■ Anweisung a
Gib aus dem Text über Handlungsfähigkeit den Abschnitt wörtlich wieder, beginnend bei "Die Gesellschaft selbst" und endend bei "hat spezifische Möglichkeiten.".

==========

Alles, was Menschen tun, um ihre individuelle Existenz und Reproduktion zu sichern, muss im gesellschaftlichen Medium erfolgen, diese gesellschaftsbezogenen Tätigkeiten werden Handlungen genannt. Die Möglichkeit des Menschen, seine eigene Existenz über die Teilhabe am gesamtgesellschaftlichen Prozess zu reproduzieren, wird Handlungsfähigkeit genannt. Die Handlungsfähigkeit ist wesentlich, weil ihre Erhaltung und Erweiterung das wichtigste Bedürfnis von Menschen ist.

"Nicht die >Arbeit< als solche ist erstes Lebensbedürfnis, sondern >Arbeit< nur soweit, wie sie dem Einzelnen Teilhabe an der Verfügung über den gesellschaftlichen Prozeß erlaubt, ihn also >handlungsfähig< macht. Mithin ist nicht >Arbeit<, sondern >Handlungsfähigkeit< das erste menschliche Lebensbedürfnis." (Holzkamp)

Die Gesellschaft selbst muss reproduziert werden. Gesamtgesellschaftlich durchschnittlich sind dazu bestimmte Handlungen notwendig. Durch die Unmittelbarkeitsdurchbrechnung leitet sich daraus nicht direkt die Handlungsnotwendigkeit für das einzelne Individuum ab. Für den Einzelnen sind die gesamtgesellschaftlich (notwendigen) Handlungen lediglich Handlungsmöglichkeiten. Ob und wie der Einzelne handelt, wird nicht direkt und unmittelbar vorgegeben, sondern er hat spezifische Möglichkeiten.

==========

■ Anweisung b
Ändere in den Datensätzen die Zeilen, beginnend mit der Zeile, die "legend-marker <box>590 572 610 592</box>" enthält, und endend mit der Zeile, die "legend-number: 9 <box>597 530 603 542</box>" enthält, indem du "series-line" durch "trend-line" ersetzt. Gib nur diese Zeilen aus, sonst unverändert.

==========

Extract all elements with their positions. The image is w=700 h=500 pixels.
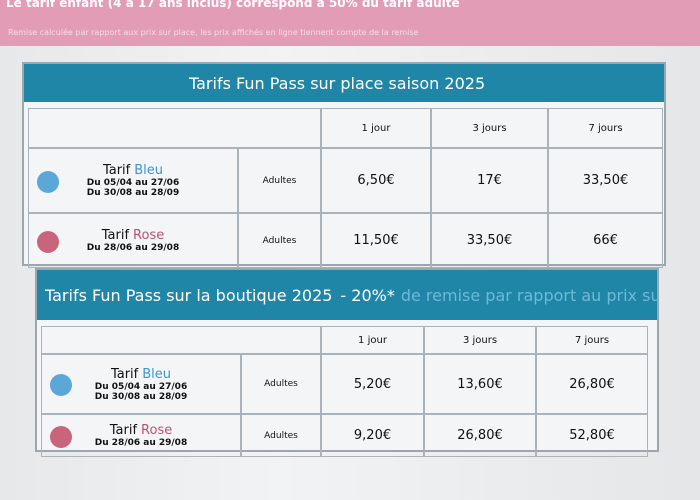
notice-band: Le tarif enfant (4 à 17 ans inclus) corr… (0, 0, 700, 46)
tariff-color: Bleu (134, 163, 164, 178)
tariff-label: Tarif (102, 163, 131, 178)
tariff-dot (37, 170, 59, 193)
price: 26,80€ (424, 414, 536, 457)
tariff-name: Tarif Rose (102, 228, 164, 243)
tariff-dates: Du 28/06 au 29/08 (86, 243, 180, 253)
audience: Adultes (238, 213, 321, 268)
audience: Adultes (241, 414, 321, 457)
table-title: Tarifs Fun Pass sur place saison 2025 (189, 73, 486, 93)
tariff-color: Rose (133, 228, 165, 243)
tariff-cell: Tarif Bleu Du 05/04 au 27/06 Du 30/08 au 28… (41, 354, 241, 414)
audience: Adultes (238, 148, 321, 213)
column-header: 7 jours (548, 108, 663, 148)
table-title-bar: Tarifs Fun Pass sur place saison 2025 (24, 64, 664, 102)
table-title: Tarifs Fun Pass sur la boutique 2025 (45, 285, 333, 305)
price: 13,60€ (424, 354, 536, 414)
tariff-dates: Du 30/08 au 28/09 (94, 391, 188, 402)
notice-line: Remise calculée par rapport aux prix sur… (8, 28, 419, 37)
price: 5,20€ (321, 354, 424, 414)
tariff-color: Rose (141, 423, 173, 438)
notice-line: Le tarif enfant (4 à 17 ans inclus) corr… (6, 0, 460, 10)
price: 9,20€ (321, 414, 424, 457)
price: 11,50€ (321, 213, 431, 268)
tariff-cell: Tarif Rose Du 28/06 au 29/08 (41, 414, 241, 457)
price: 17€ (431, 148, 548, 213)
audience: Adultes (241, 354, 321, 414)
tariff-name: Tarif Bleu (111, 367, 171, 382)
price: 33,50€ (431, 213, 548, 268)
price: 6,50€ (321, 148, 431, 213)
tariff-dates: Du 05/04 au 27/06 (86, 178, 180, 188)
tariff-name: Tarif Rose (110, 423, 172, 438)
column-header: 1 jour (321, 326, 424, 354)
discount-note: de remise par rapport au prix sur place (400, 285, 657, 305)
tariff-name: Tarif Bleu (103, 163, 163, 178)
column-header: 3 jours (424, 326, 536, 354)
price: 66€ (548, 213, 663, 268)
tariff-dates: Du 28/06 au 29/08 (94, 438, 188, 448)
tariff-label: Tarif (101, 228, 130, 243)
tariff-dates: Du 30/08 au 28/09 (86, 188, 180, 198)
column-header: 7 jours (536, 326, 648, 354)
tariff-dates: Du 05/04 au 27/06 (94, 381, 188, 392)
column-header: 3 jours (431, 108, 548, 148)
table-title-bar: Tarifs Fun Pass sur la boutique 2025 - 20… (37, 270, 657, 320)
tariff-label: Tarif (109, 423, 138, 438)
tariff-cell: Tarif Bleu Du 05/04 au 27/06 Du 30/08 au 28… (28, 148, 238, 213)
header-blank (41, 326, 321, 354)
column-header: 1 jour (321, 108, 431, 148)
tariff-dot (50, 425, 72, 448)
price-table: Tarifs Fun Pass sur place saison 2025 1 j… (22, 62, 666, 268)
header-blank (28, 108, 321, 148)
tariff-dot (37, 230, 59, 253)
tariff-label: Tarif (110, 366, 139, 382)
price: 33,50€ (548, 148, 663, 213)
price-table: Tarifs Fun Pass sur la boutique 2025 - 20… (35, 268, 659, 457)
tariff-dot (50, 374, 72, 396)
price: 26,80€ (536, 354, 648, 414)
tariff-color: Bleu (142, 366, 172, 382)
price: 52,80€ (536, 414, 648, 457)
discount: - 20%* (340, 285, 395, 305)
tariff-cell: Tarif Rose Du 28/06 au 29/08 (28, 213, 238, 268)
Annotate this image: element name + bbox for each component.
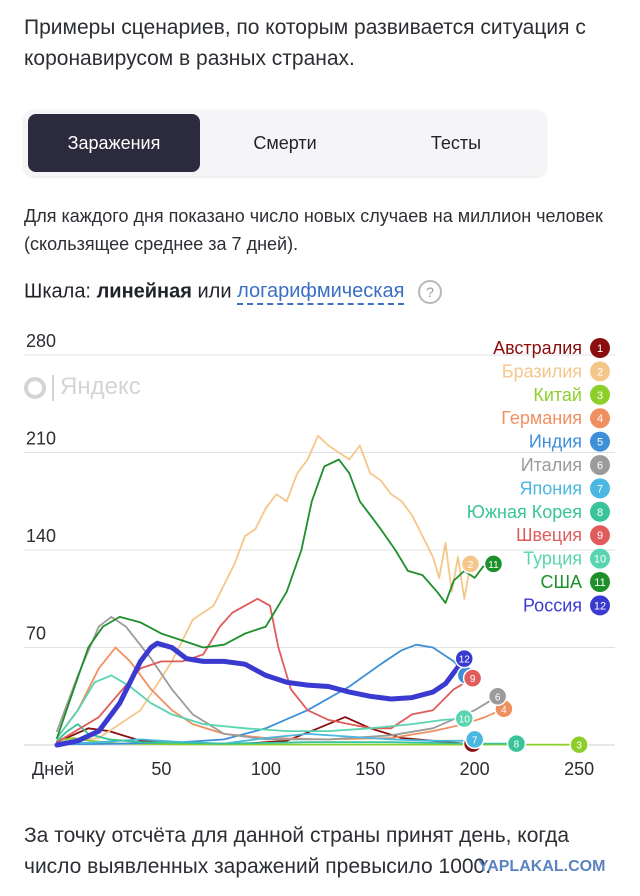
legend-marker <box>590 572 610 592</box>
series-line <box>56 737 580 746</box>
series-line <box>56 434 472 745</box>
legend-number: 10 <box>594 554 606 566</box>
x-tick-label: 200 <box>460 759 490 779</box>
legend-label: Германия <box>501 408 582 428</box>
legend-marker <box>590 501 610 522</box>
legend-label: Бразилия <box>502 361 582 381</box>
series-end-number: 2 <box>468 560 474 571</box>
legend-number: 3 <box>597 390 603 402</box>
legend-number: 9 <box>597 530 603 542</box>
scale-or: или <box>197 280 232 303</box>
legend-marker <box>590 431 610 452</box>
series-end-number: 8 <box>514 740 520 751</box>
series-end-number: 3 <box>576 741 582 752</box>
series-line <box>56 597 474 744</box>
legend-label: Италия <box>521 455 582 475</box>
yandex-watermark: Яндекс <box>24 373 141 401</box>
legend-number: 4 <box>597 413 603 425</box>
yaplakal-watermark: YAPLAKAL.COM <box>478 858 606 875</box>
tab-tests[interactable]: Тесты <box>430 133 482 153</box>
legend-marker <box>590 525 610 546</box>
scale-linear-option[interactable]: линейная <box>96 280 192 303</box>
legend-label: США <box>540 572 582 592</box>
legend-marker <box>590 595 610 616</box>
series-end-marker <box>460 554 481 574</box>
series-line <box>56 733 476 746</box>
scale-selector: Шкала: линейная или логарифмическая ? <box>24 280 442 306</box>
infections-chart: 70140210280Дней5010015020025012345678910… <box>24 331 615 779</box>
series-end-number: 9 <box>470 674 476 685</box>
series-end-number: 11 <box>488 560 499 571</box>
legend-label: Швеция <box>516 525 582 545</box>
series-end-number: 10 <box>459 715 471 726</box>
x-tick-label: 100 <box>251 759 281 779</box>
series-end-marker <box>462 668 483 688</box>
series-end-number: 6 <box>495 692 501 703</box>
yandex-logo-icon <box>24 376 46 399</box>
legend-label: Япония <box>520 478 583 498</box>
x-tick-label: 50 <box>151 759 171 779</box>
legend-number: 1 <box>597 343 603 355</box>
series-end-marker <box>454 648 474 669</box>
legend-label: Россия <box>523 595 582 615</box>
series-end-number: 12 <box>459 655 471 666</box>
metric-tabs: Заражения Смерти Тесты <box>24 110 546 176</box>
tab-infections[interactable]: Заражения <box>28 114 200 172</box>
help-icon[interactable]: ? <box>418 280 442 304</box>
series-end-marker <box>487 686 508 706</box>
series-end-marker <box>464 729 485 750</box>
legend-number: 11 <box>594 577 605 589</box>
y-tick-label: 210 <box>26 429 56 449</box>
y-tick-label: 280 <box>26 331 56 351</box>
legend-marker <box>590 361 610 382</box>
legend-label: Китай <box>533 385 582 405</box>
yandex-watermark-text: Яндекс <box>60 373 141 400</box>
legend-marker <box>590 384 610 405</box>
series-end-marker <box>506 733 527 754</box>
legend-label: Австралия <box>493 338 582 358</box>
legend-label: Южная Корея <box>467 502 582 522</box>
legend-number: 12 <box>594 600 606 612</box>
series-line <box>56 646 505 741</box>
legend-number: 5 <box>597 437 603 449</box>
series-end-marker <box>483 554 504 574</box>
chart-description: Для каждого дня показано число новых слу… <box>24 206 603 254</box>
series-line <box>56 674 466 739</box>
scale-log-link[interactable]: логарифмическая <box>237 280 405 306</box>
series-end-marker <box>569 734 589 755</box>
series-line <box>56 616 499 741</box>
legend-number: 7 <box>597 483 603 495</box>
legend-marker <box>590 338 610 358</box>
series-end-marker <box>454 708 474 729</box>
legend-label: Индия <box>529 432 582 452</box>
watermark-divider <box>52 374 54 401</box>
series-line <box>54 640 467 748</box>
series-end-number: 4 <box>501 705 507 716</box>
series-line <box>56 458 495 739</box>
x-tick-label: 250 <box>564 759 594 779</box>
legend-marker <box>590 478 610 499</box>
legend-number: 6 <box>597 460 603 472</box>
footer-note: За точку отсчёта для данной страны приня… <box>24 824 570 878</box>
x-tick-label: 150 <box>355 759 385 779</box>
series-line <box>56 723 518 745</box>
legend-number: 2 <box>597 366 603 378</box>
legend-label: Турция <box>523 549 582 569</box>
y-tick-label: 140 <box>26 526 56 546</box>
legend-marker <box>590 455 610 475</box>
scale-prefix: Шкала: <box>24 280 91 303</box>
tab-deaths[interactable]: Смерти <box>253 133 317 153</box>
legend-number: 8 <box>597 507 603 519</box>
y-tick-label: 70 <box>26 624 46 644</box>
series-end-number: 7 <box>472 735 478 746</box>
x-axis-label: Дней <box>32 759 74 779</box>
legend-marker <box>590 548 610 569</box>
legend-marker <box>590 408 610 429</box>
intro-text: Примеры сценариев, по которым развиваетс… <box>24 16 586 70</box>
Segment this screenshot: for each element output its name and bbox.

==========

■ Vollständige Antwort a
Die Gesellschaft selbst muss reproduziert werden. Gesamtgesellschaftlich durchschnittlich sind dazu bestimmte Handlungen notwendig. Durch die Unmittelbarkeitsdurchbrechnung leitet sich daraus nicht direkt die Handlungsnotwendigkeit für das einzelne Individuum ab. Für den Einzelnen sind die gesamtgesellschaftlich (notwendigen) Handlungen lediglich Handlungsmöglichkeiten. Ob und wie der Einzelne handelt, wird nicht direkt und unmittelbar vorgegeben, sondern er hat spezifische Möglichkeiten.

■ Vollständige Antwort b
legend-marker <box>590 572 610 592</box>
trend-line <box>56 737 580 746</box>
trend-line <box>56 434 472 745</box>
legend-number: 10 <box>594 554 606 566</box>
x-tick-label: 200 <box>460 759 490 779</box>
legend-label: Германия <box>501 408 582 428</box>
legend-marker <box>590 501 610 522</box>
legend-label: Бразилия <box>502 361 582 381</box>
series-end-number: 2 <box>468 560 474 571</box>
legend-number: 3 <box>597 390 603 402</box>
legend-number: 9 <box>597 530 603 542</box>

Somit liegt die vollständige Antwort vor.